Data excerpts start

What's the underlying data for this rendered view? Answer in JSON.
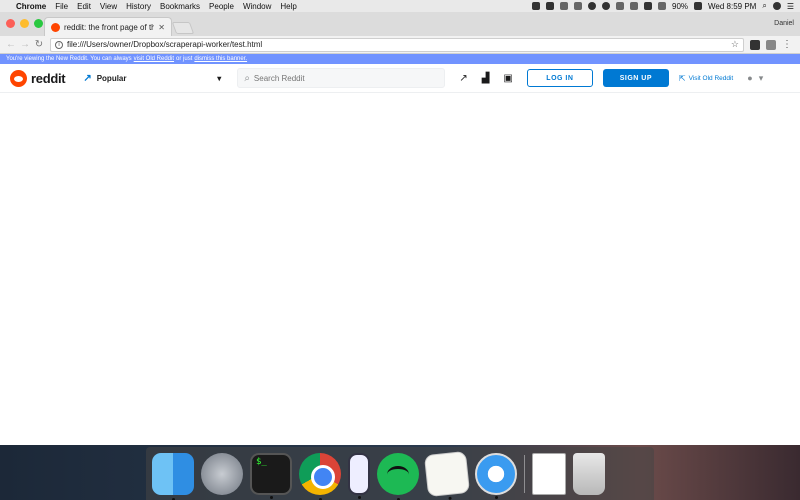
{
  "menubar": {
    "app": "Chrome",
    "menus": [
      "File",
      "Edit",
      "View",
      "History",
      "Bookmarks",
      "People",
      "Window",
      "Help"
    ],
    "battery": "90%",
    "clock": "Wed 8:59 PM"
  },
  "browser": {
    "tab_title": "reddit: the front page of the in",
    "profile_name": "Daniel",
    "url": "file:///Users/owner/Dropbox/scraperapi-worker/test.html"
  },
  "reddit": {
    "banner": {
      "prefix": "You're viewing the New Reddit. You can always",
      "old_link": "visit Old Reddit",
      "middle": "or just",
      "dismiss_link": "dismiss this banner."
    },
    "logo_text": "reddit",
    "feed_label": "Popular",
    "search_placeholder": "Search Reddit",
    "login_label": "LOG IN",
    "signup_label": "SIGN UP",
    "old_reddit_label": "Visit Old Reddit"
  },
  "colors": {
    "reddit_orange": "#ff4500",
    "reddit_blue": "#0079d3",
    "banner_blue": "#7193ff"
  }
}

Data excerpts end

Identify each line in the entries with the word "this" and copy it.

What's the underlying data for this rendered view? Answer in JSON.
      "dismiss_link": "dismiss this banner."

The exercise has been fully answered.